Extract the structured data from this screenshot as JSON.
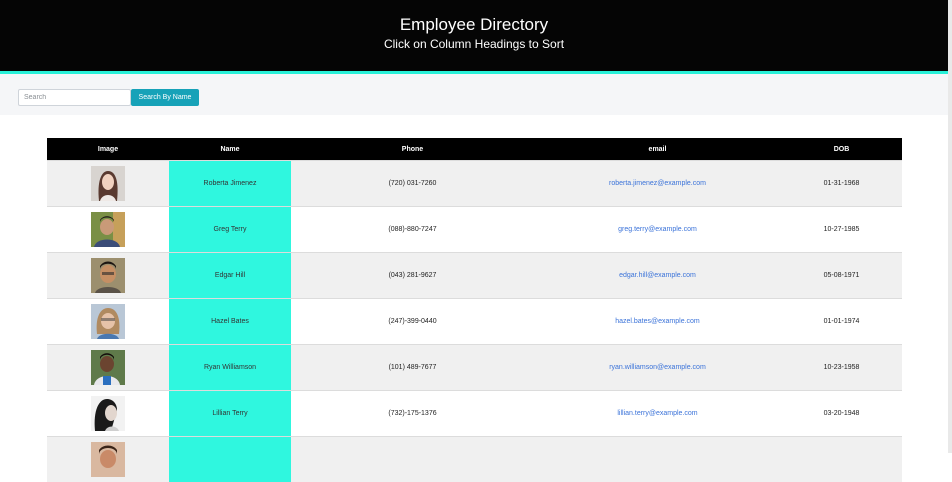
{
  "header": {
    "title": "Employee Directory",
    "subtitle": "Click on Column Headings to Sort"
  },
  "search": {
    "placeholder": "Search",
    "button_label": "Search By Name"
  },
  "table": {
    "columns": [
      "Image",
      "Name",
      "Phone",
      "email",
      "DOB"
    ],
    "rows": [
      {
        "name": "Roberta Jimenez",
        "phone": "(720) 031-7260",
        "email": "roberta.jimenez@example.com",
        "dob": "01-31-1968"
      },
      {
        "name": "Greg Terry",
        "phone": "(088)-880-7247",
        "email": "greg.terry@example.com",
        "dob": "10-27-1985"
      },
      {
        "name": "Edgar Hill",
        "phone": "(043) 281-9627",
        "email": "edgar.hill@example.com",
        "dob": "05-08-1971"
      },
      {
        "name": "Hazel Bates",
        "phone": "(247)-399-0440",
        "email": "hazel.bates@example.com",
        "dob": "01-01-1974"
      },
      {
        "name": "Ryan Williamson",
        "phone": "(101) 489-7677",
        "email": "ryan.williamson@example.com",
        "dob": "10-23-1958"
      },
      {
        "name": "Lillian Terry",
        "phone": "(732)-175-1376",
        "email": "lillian.terry@example.com",
        "dob": "03-20-1948"
      },
      {
        "name": "",
        "phone": "",
        "email": "",
        "dob": ""
      }
    ]
  },
  "colors": {
    "header_bg": "#050505",
    "accent": "#28f0d8",
    "name_column_bg": "#2ff7df",
    "button_bg": "#17a2b8",
    "link": "#3b73d9"
  },
  "icons": [
    "employee-photo"
  ]
}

——————

- [Exercise task]:
Retype everything in the material word for word, minus pictures.

- [Solution to the exercise]:
Extract the structured data from this screenshot as JSON.
{
  "header": {
    "title": "Employee Directory",
    "subtitle": "Click on Column Headings to Sort"
  },
  "search": {
    "placeholder": "Search",
    "button_label": "Search By Name"
  },
  "table": {
    "columns": [
      "Image",
      "Name",
      "Phone",
      "email",
      "DOB"
    ],
    "rows": [
      {
        "name": "Roberta Jimenez",
        "phone": "(720) 031-7260",
        "email": "roberta.jimenez@example.com",
        "dob": "01-31-1968"
      },
      {
        "name": "Greg Terry",
        "phone": "(088)-880-7247",
        "email": "greg.terry@example.com",
        "dob": "10-27-1985"
      },
      {
        "name": "Edgar Hill",
        "phone": "(043) 281-9627",
        "email": "edgar.hill@example.com",
        "dob": "05-08-1971"
      },
      {
        "name": "Hazel Bates",
        "phone": "(247)-399-0440",
        "email": "hazel.bates@example.com",
        "dob": "01-01-1974"
      },
      {
        "name": "Ryan Williamson",
        "phone": "(101) 489-7677",
        "email": "ryan.williamson@example.com",
        "dob": "10-23-1958"
      },
      {
        "name": "Lillian Terry",
        "phone": "(732)-175-1376",
        "email": "lillian.terry@example.com",
        "dob": "03-20-1948"
      },
      {
        "name": "",
        "phone": "",
        "email": "",
        "dob": ""
      }
    ]
  },
  "colors": {
    "header_bg": "#050505",
    "accent": "#28f0d8",
    "name_column_bg": "#2ff7df",
    "button_bg": "#17a2b8",
    "link": "#3b73d9"
  },
  "icons": [
    "employee-photo"
  ]
}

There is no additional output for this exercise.